** begin Exercise material **

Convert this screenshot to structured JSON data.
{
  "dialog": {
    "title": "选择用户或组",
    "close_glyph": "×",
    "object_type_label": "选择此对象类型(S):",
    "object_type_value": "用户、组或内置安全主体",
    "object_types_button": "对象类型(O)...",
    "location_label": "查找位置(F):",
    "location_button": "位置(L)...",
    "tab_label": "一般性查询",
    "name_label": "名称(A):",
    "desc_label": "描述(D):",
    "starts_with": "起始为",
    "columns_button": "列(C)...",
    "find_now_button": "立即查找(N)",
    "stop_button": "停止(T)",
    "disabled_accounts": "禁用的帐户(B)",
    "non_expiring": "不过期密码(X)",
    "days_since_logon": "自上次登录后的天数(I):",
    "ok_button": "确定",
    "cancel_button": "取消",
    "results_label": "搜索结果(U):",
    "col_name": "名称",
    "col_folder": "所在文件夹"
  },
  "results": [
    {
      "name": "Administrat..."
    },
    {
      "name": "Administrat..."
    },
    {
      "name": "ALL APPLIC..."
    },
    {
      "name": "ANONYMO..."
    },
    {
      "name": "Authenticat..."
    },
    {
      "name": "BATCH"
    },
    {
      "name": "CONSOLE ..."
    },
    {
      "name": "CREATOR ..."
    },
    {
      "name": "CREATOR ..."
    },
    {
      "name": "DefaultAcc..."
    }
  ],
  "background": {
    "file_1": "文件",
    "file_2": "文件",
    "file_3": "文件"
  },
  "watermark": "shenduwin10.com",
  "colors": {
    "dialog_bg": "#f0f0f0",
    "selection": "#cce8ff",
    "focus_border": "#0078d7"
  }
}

** end Exercise material **

▸ **What this task involves**
Repeat the listing exactly, from its first line to its last.

▸ **Answer to this task**
Convert this screenshot to structured JSON data.
{
  "dialog": {
    "title": "选择用户或组",
    "close_glyph": "×",
    "object_type_label": "选择此对象类型(S):",
    "object_type_value": "用户、组或内置安全主体",
    "object_types_button": "对象类型(O)...",
    "location_label": "查找位置(F):",
    "location_button": "位置(L)...",
    "tab_label": "一般性查询",
    "name_label": "名称(A):",
    "desc_label": "描述(D):",
    "starts_with": "起始为",
    "columns_button": "列(C)...",
    "find_now_button": "立即查找(N)",
    "stop_button": "停止(T)",
    "disabled_accounts": "禁用的帐户(B)",
    "non_expiring": "不过期密码(X)",
    "days_since_logon": "自上次登录后的天数(I):",
    "ok_button": "确定",
    "cancel_button": "取消",
    "results_label": "搜索结果(U):",
    "col_name": "名称",
    "col_folder": "所在文件夹"
  },
  "results": [
    {
      "name": "Administrat..."
    },
    {
      "name": "Administrat..."
    },
    {
      "name": "ALL APPLIC..."
    },
    {
      "name": "ANONYMO..."
    },
    {
      "name": "Authenticat..."
    },
    {
      "name": "BATCH"
    },
    {
      "name": "CONSOLE ..."
    },
    {
      "name": "CREATOR ..."
    },
    {
      "name": "CREATOR ..."
    },
    {
      "name": "DefaultAcc..."
    }
  ],
  "background": {
    "file_1": "文件",
    "file_2": "文件",
    "file_3": "文件"
  },
  "watermark": "shenduwin10.com",
  "colors": {
    "dialog_bg": "#f0f0f0",
    "selection": "#cce8ff",
    "focus_border": "#0078d7"
  }
}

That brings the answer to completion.